**What you have to do**
Make an exact copy of the records, with the pictures left out.

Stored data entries
[start]

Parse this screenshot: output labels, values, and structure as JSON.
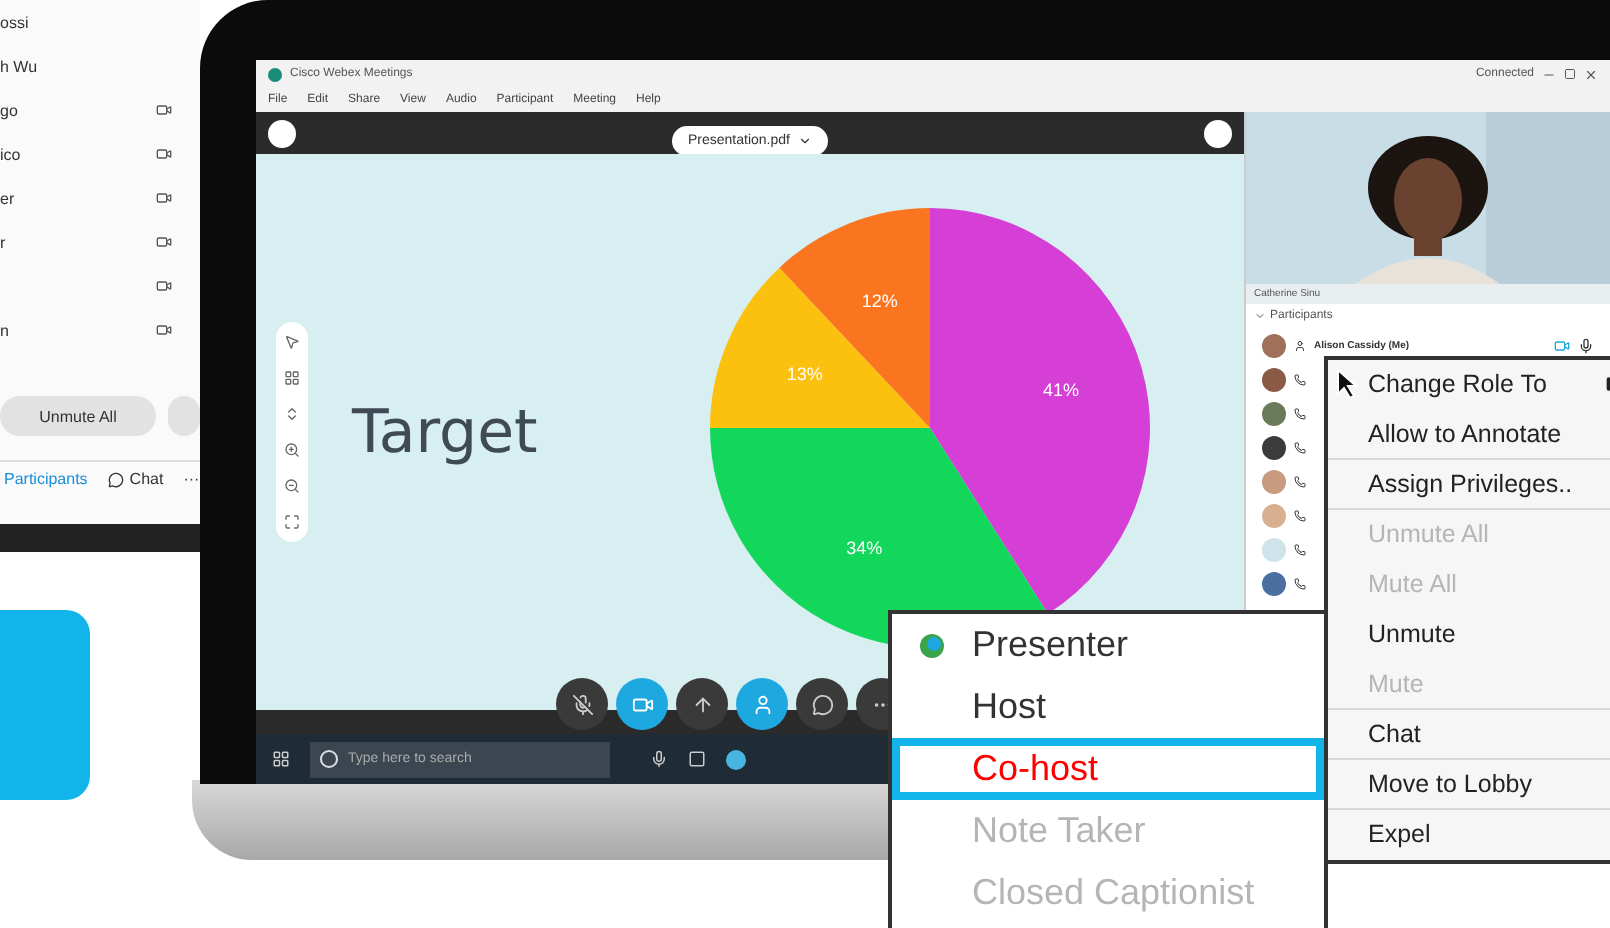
{
  "back_panel": {
    "rows": [
      {
        "name": "ossi",
        "camera": false
      },
      {
        "name": "h Wu",
        "camera": false
      },
      {
        "name": "go",
        "camera": true
      },
      {
        "name": "ico",
        "camera": true
      },
      {
        "name": "er",
        "camera": true
      },
      {
        "name": "r",
        "camera": true
      },
      {
        "camera": true
      },
      {
        "name": "n",
        "camera": true
      }
    ],
    "button": "Unmute All",
    "tabs": [
      {
        "label": "Participants",
        "selected": true
      },
      {
        "label": "Chat",
        "selected": false
      }
    ],
    "more": "···"
  },
  "window": {
    "title": "Cisco Webex Meetings",
    "status": "Connected",
    "menu": [
      "File",
      "Edit",
      "Share",
      "View",
      "Audio",
      "Participant",
      "Meeting",
      "Help"
    ]
  },
  "document": {
    "name": "Presentation.pdf"
  },
  "slide": {
    "title": "Target",
    "chart_data": {
      "type": "pie",
      "values": [
        41,
        34,
        13,
        12
      ],
      "colors": [
        "#d63fd6",
        "#12d75a",
        "#fbc10e",
        "#fb7521"
      ],
      "value_labels": [
        "41%",
        "34%",
        "13%",
        "12%"
      ]
    }
  },
  "video": {
    "name": "Catherine Sinu"
  },
  "participants": {
    "title": "Participants",
    "me": "Alison Cassidy (Me)"
  },
  "taskbar": {
    "placeholder": "Type here to search"
  },
  "context_menu": [
    {
      "label": "Change Role To",
      "disabled": false,
      "submenu": true
    },
    {
      "label": "Allow to Annotate",
      "disabled": false,
      "separator": true
    },
    {
      "label": "Assign Privileges..",
      "disabled": false,
      "separator": true
    },
    {
      "label": "Unmute All",
      "disabled": true
    },
    {
      "label": "Mute All",
      "disabled": true
    },
    {
      "label": "Unmute",
      "disabled": false
    },
    {
      "label": "Mute",
      "disabled": true,
      "separator": true
    },
    {
      "label": "Chat",
      "disabled": false,
      "separator": true
    },
    {
      "label": "Move to Lobby",
      "disabled": false,
      "separator": true
    },
    {
      "label": "Expel",
      "disabled": false
    }
  ],
  "role_menu": [
    {
      "label": "Presenter",
      "disabled": false,
      "selected": false,
      "icon": true
    },
    {
      "label": "Host",
      "disabled": false,
      "selected": false
    },
    {
      "label": "Co-host",
      "disabled": false,
      "selected": true
    },
    {
      "label": "Note Taker",
      "disabled": true,
      "selected": false
    },
    {
      "label": "Closed Captionist",
      "disabled": true,
      "selected": false
    }
  ]
}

[end]

**Right answer**
Parse this screenshot: output labels, values, and structure as JSON.
{
  "back_panel": {
    "rows": [
      {
        "name": "ossi",
        "camera": false
      },
      {
        "name": "h Wu",
        "camera": false
      },
      {
        "name": "go",
        "camera": true
      },
      {
        "name": "ico",
        "camera": true
      },
      {
        "name": "er",
        "camera": true
      },
      {
        "name": "r",
        "camera": true
      },
      {
        "camera": true
      },
      {
        "name": "n",
        "camera": true
      }
    ],
    "button": "Unmute All",
    "tabs": [
      {
        "label": "Participants",
        "selected": true
      },
      {
        "label": "Chat",
        "selected": false
      }
    ],
    "more": "···"
  },
  "window": {
    "title": "Cisco Webex Meetings",
    "status": "Connected",
    "menu": [
      "File",
      "Edit",
      "Share",
      "View",
      "Audio",
      "Participant",
      "Meeting",
      "Help"
    ]
  },
  "document": {
    "name": "Presentation.pdf"
  },
  "slide": {
    "title": "Target",
    "chart_data": {
      "type": "pie",
      "values": [
        41,
        34,
        13,
        12
      ],
      "colors": [
        "#d63fd6",
        "#12d75a",
        "#fbc10e",
        "#fb7521"
      ],
      "value_labels": [
        "41%",
        "34%",
        "13%",
        "12%"
      ]
    }
  },
  "video": {
    "name": "Catherine Sinu"
  },
  "participants": {
    "title": "Participants",
    "me": "Alison Cassidy (Me)"
  },
  "taskbar": {
    "placeholder": "Type here to search"
  },
  "context_menu": [
    {
      "label": "Change Role To",
      "disabled": false,
      "submenu": true
    },
    {
      "label": "Allow to Annotate",
      "disabled": false,
      "separator": true
    },
    {
      "label": "Assign Privileges..",
      "disabled": false,
      "separator": true
    },
    {
      "label": "Unmute All",
      "disabled": true
    },
    {
      "label": "Mute All",
      "disabled": true
    },
    {
      "label": "Unmute",
      "disabled": false
    },
    {
      "label": "Mute",
      "disabled": true,
      "separator": true
    },
    {
      "label": "Chat",
      "disabled": false,
      "separator": true
    },
    {
      "label": "Move to Lobby",
      "disabled": false,
      "separator": true
    },
    {
      "label": "Expel",
      "disabled": false
    }
  ],
  "role_menu": [
    {
      "label": "Presenter",
      "disabled": false,
      "selected": false,
      "icon": true
    },
    {
      "label": "Host",
      "disabled": false,
      "selected": false
    },
    {
      "label": "Co-host",
      "disabled": false,
      "selected": true
    },
    {
      "label": "Note Taker",
      "disabled": true,
      "selected": false
    },
    {
      "label": "Closed Captionist",
      "disabled": true,
      "selected": false
    }
  ]
}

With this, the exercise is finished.